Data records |
────────

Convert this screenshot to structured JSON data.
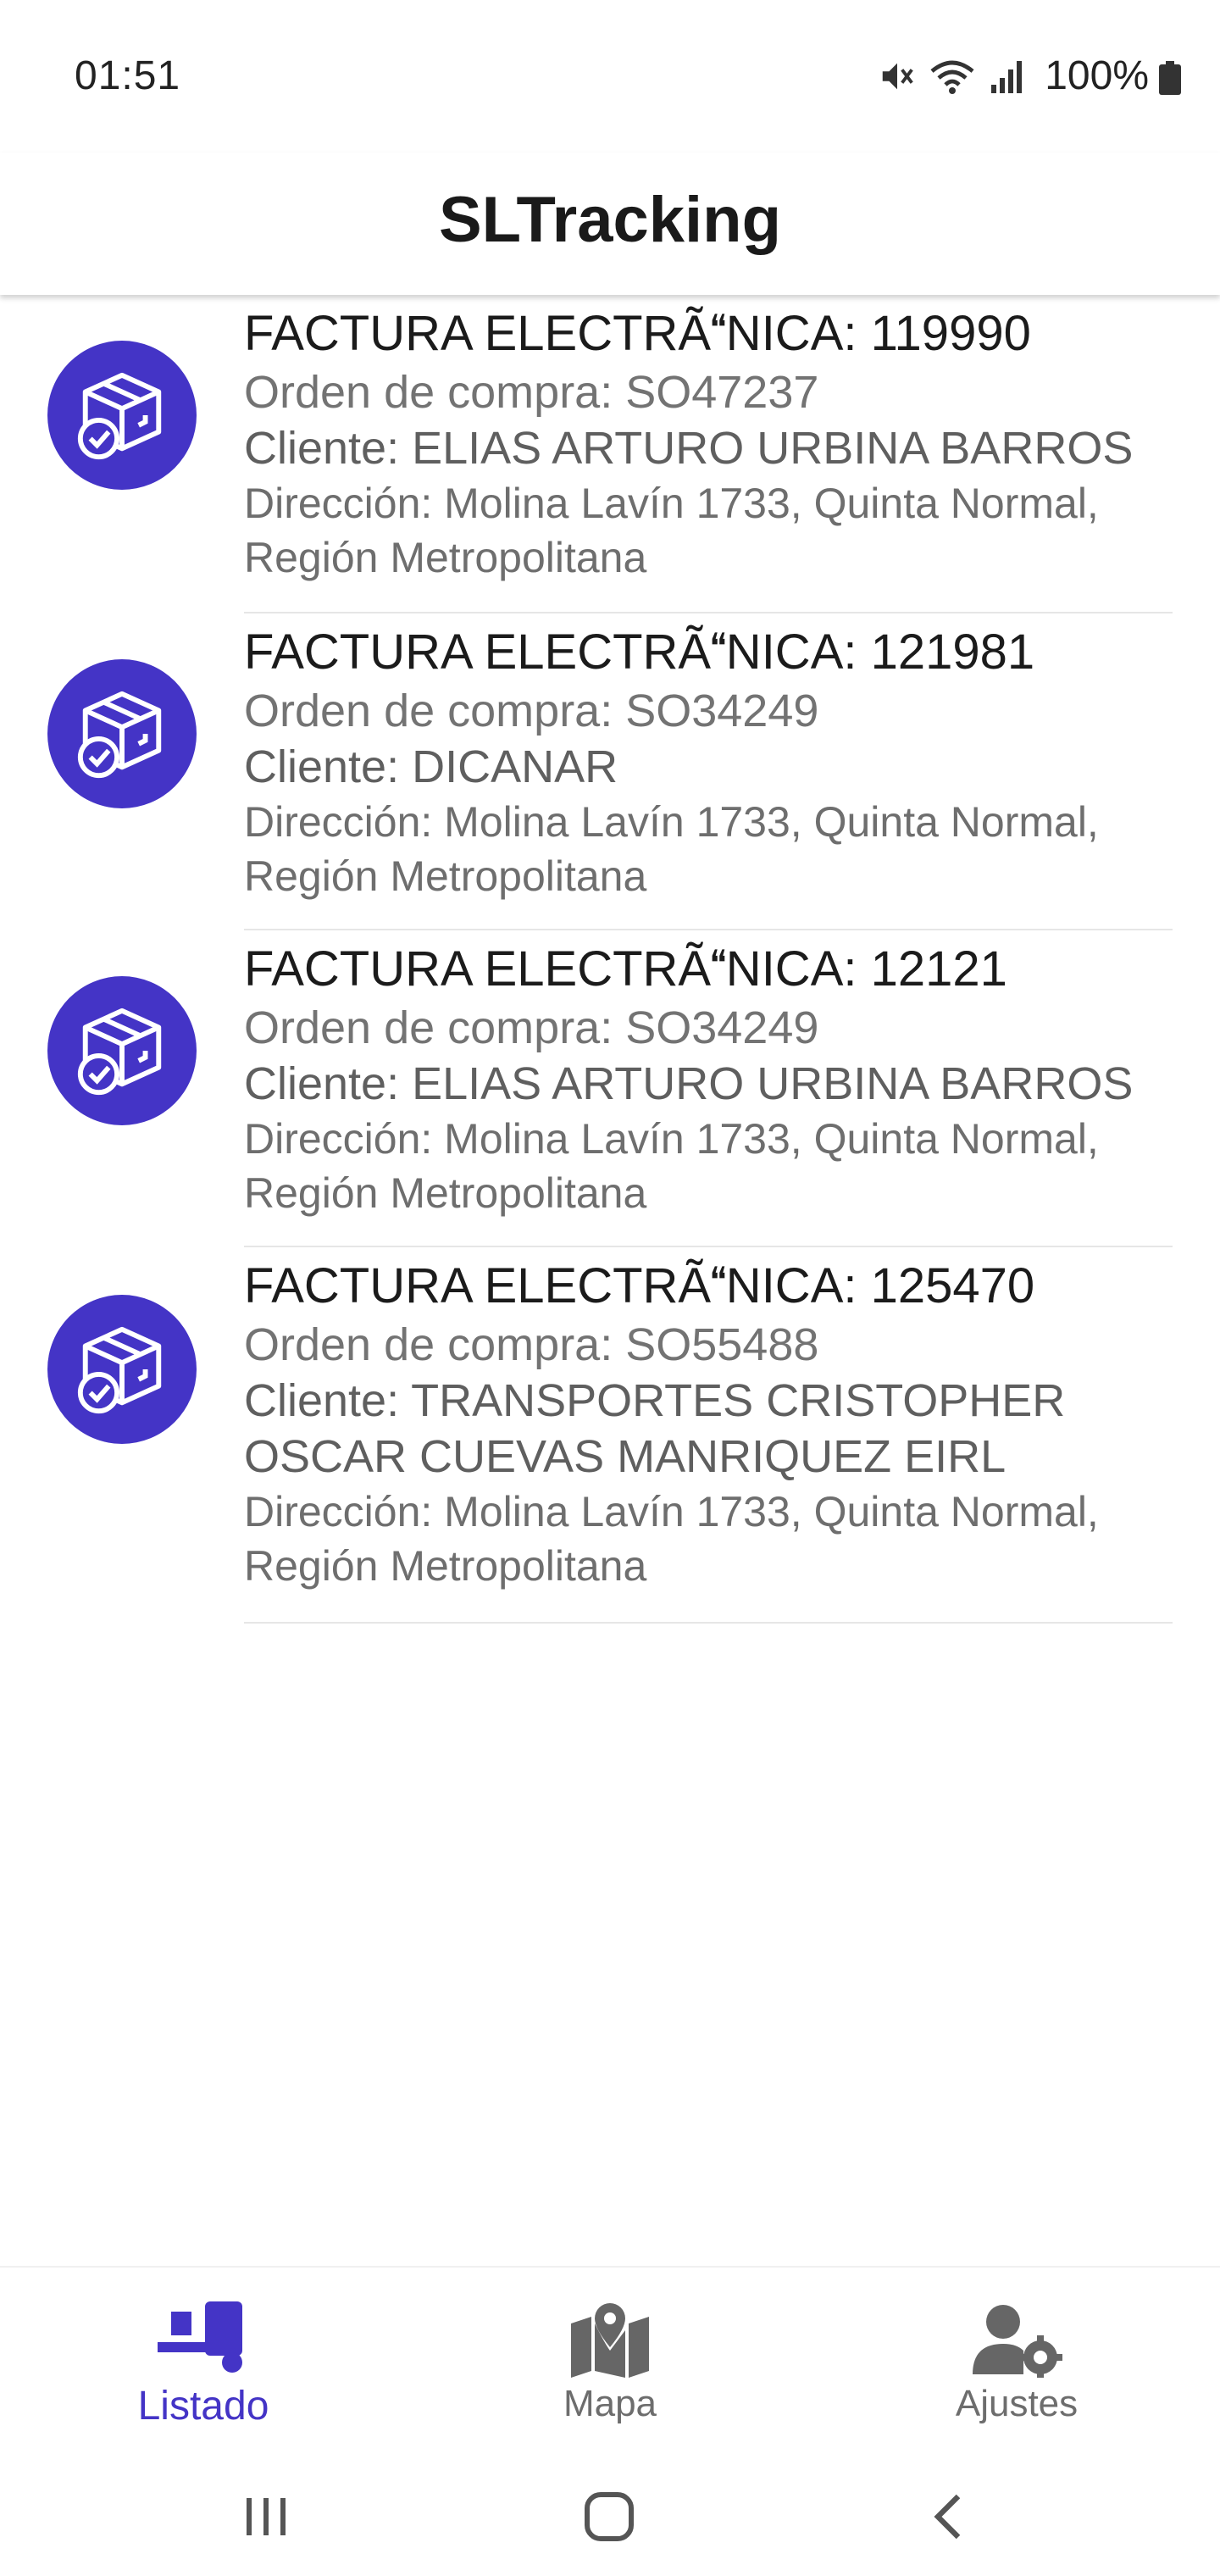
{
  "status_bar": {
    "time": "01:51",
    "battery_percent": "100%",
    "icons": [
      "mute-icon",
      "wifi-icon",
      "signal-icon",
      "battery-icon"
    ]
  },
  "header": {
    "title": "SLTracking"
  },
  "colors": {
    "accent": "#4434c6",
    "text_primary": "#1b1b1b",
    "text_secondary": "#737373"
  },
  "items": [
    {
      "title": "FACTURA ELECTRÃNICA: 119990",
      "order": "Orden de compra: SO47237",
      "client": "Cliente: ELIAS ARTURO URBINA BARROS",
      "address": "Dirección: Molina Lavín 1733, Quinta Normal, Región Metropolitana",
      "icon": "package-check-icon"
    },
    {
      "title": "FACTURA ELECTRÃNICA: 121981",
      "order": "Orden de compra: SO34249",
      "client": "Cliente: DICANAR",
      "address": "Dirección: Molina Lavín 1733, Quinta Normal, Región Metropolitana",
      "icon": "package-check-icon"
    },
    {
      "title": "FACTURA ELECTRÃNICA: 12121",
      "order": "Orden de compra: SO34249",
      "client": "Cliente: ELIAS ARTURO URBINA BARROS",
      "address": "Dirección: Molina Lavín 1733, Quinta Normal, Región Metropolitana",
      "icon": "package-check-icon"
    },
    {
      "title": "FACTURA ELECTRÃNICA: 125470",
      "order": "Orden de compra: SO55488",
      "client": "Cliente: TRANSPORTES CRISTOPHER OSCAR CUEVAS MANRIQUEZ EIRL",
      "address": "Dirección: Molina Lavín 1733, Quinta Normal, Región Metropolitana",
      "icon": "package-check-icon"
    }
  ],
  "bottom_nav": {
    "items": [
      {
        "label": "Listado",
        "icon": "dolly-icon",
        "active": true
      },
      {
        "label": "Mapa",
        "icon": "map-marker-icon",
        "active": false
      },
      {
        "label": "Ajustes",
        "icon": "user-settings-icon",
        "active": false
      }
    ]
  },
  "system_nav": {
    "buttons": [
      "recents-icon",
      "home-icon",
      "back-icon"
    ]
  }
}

────────

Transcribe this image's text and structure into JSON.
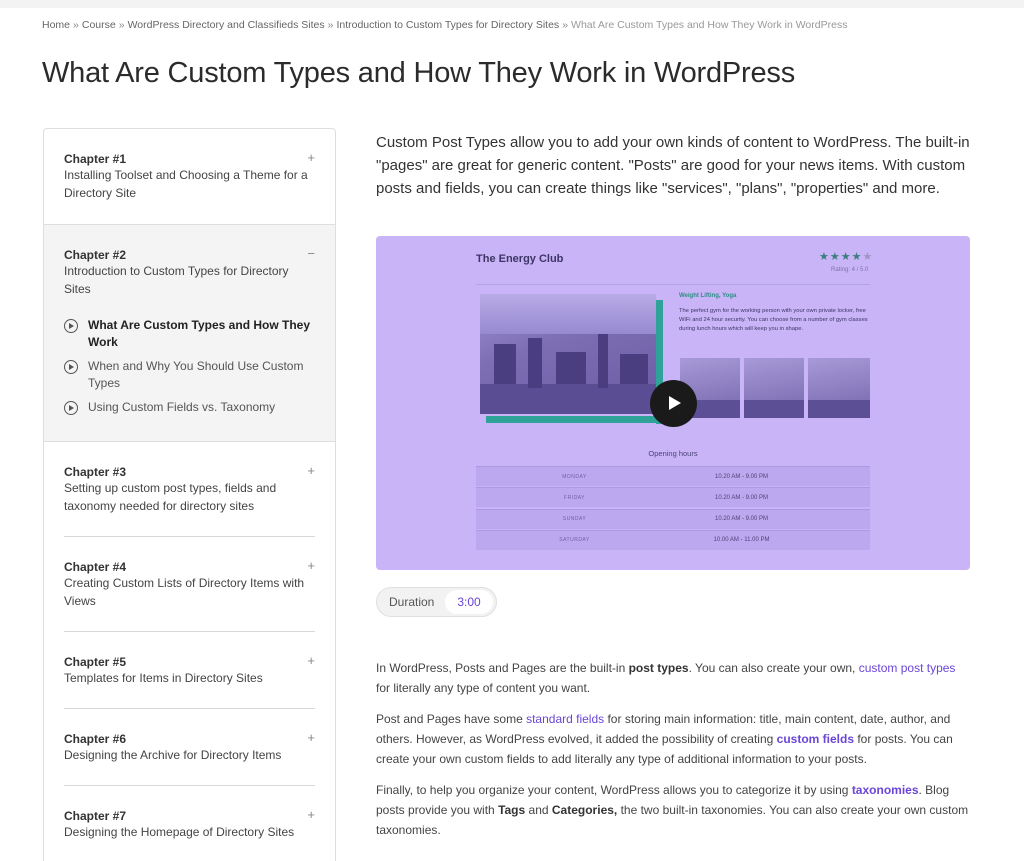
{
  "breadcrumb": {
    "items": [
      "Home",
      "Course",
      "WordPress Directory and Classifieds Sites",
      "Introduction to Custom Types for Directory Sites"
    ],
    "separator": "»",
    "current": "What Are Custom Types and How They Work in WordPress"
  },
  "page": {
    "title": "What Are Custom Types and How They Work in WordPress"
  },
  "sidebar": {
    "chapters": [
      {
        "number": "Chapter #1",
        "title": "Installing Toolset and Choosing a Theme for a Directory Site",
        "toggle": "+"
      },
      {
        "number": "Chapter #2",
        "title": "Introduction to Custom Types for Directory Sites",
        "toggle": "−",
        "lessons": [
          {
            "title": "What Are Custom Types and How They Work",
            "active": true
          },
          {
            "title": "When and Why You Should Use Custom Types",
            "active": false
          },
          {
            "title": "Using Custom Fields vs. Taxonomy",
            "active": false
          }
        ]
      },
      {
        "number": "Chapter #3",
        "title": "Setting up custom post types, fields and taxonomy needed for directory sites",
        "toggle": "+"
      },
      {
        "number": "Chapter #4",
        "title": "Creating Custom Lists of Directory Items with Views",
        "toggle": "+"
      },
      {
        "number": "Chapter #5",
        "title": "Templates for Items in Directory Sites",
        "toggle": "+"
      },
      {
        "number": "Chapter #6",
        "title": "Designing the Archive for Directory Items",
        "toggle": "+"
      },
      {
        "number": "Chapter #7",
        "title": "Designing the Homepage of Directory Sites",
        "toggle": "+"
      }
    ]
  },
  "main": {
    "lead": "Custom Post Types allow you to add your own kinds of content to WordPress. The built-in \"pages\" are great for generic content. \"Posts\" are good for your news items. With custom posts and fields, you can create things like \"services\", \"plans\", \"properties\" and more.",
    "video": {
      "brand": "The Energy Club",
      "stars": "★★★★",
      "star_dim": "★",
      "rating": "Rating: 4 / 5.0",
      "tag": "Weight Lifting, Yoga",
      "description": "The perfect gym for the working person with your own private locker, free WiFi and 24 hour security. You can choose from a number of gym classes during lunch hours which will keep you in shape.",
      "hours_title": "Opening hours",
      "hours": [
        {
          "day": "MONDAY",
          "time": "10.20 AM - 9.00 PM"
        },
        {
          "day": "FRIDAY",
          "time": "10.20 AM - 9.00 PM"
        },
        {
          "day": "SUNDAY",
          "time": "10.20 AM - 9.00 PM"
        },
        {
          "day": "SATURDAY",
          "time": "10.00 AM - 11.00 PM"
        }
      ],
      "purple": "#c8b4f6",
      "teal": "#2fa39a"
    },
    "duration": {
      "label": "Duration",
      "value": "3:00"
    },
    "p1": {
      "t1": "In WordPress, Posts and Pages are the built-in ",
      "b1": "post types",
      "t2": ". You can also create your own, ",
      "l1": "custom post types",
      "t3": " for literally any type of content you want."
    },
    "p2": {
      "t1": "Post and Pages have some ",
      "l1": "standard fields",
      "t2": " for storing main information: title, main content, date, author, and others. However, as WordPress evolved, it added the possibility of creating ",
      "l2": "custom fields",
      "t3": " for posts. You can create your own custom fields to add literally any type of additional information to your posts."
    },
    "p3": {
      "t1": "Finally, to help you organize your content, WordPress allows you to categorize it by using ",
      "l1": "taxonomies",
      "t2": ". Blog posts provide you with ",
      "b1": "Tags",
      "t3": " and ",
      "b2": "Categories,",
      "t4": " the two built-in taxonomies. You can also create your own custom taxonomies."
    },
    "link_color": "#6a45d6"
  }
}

────────

Written problem | Give solely the number of lines in the data that contain the string "Orden".

Solved problem | 4